WHAT THIS TASK INVOLVES:
Reproduce every line of the entries below character for character, with no changes.

==================================================

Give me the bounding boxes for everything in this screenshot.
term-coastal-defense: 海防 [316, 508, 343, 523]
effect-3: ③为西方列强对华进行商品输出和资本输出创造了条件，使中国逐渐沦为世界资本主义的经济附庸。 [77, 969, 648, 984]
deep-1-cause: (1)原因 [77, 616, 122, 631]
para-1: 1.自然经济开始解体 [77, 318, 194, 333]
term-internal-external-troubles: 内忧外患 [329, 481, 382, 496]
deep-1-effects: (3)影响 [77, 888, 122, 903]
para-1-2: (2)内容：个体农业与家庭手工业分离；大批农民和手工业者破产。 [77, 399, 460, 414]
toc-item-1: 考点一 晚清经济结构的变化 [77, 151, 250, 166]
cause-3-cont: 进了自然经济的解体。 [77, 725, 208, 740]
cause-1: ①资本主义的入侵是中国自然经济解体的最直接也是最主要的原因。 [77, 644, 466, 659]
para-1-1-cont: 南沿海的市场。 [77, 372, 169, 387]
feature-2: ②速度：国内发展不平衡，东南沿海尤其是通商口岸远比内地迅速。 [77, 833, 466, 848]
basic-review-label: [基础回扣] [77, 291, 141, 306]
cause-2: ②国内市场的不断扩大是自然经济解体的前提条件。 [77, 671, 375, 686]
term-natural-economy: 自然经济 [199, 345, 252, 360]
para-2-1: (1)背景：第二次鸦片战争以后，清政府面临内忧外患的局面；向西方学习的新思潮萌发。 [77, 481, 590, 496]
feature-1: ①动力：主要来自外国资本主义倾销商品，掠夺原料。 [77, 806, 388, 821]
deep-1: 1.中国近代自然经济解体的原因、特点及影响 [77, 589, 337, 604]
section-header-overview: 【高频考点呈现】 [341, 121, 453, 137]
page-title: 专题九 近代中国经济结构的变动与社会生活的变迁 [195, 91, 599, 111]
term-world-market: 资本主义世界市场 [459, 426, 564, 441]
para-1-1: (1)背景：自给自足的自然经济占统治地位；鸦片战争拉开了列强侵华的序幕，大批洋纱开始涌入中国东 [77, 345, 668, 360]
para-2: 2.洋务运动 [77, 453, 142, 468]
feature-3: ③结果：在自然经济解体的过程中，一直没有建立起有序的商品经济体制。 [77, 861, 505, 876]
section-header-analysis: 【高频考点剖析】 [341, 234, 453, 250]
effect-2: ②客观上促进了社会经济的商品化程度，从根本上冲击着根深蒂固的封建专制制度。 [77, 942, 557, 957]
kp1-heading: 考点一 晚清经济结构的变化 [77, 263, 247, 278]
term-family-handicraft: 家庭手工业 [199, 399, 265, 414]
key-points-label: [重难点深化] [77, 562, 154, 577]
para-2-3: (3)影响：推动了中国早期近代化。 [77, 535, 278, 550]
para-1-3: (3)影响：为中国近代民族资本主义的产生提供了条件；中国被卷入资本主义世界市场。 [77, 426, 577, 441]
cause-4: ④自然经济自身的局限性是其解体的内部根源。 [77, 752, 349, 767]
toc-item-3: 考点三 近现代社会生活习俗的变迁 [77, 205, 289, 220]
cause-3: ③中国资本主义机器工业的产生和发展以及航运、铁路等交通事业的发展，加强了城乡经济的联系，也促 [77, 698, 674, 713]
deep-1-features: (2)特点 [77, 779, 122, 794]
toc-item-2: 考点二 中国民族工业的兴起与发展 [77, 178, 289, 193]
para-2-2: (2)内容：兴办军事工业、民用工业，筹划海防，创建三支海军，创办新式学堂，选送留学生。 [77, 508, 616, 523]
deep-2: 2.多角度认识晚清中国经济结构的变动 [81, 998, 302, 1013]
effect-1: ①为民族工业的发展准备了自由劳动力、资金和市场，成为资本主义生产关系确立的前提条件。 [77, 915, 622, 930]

==================================================

RESPONSE TO THIS EXERCISE:
Give me the bounding boxes for everything in this screenshot.
term-coastal-defense: 海防 [316, 508, 343, 523]
effect-3: ③为西方列强对华进行商品输出和资本输出创造了条件，使中国逐渐沦为世界资本主义的经济附庸。 [77, 969, 648, 984]
deep-1-cause: (1)原因 [77, 616, 122, 631]
para-1: 1.自然经济开始解体 [77, 318, 194, 333]
term-internal-external-troubles: 内忧外患 [329, 481, 382, 496]
deep-1-effects: (3)影响 [77, 888, 122, 903]
para-1-2: (2)内容：个体农业与家庭手工业分离；大批农民和手工业者破产。 [77, 399, 460, 414]
toc-item-1: 考点一 晚清经济结构的变化 [77, 151, 250, 166]
cause-3-cont: 进了自然经济的解体。 [77, 725, 208, 740]
cause-1: ①资本主义的入侵是中国自然经济解体的最直接也是最主要的原因。 [77, 644, 466, 659]
para-1-1-cont: 南沿海的市场。 [77, 372, 169, 387]
feature-2: ②速度：国内发展不平衡，东南沿海尤其是通商口岸远比内地迅速。 [77, 833, 466, 848]
basic-review-label: [基础回扣] [77, 291, 141, 306]
cause-2: ②国内市场的不断扩大是自然经济解体的前提条件。 [77, 671, 375, 686]
term-natural-economy: 自然经济 [199, 345, 252, 360]
para-2-1: (1)背景：第二次鸦片战争以后，清政府面临内忧外患的局面；向西方学习的新思潮萌发。 [77, 481, 590, 496]
feature-1: ①动力：主要来自外国资本主义倾销商品，掠夺原料。 [77, 806, 388, 821]
deep-1: 1.中国近代自然经济解体的原因、特点及影响 [77, 589, 337, 604]
section-header-overview: 【高频考点呈现】 [341, 121, 453, 137]
page-title: 专题九 近代中国经济结构的变动与社会生活的变迁 [195, 91, 599, 111]
term-world-market: 资本主义世界市场 [459, 426, 564, 441]
para-1-1: (1)背景：自给自足的自然经济占统治地位；鸦片战争拉开了列强侵华的序幕，大批洋纱开始涌入中国东 [77, 345, 668, 360]
para-2: 2.洋务运动 [77, 453, 142, 468]
feature-3: ③结果：在自然经济解体的过程中，一直没有建立起有序的商品经济体制。 [77, 861, 505, 876]
section-header-analysis: 【高频考点剖析】 [341, 234, 453, 250]
effect-2: ②客观上促进了社会经济的商品化程度，从根本上冲击着根深蒂固的封建专制制度。 [77, 942, 557, 957]
kp1-heading: 考点一 晚清经济结构的变化 [77, 263, 247, 278]
term-family-handicraft: 家庭手工业 [199, 399, 265, 414]
key-points-label: [重难点深化] [77, 562, 154, 577]
para-2-3: (3)影响：推动了中国早期近代化。 [77, 535, 278, 550]
para-1-3: (3)影响：为中国近代民族资本主义的产生提供了条件；中国被卷入资本主义世界市场。 [77, 426, 577, 441]
cause-4: ④自然经济自身的局限性是其解体的内部根源。 [77, 752, 349, 767]
toc-item-3: 考点三 近现代社会生活习俗的变迁 [77, 205, 289, 220]
cause-3: ③中国资本主义机器工业的产生和发展以及航运、铁路等交通事业的发展，加强了城乡经济的联系，也促 [77, 698, 674, 713]
deep-1-features: (2)特点 [77, 779, 122, 794]
toc-item-2: 考点二 中国民族工业的兴起与发展 [77, 178, 289, 193]
para-2-2: (2)内容：兴办军事工业、民用工业，筹划海防，创建三支海军，创办新式学堂，选送留学生。 [77, 508, 616, 523]
deep-2: 2.多角度认识晚清中国经济结构的变动 [81, 998, 302, 1013]
effect-1: ①为民族工业的发展准备了自由劳动力、资金和市场，成为资本主义生产关系确立的前提条件。 [77, 915, 622, 930]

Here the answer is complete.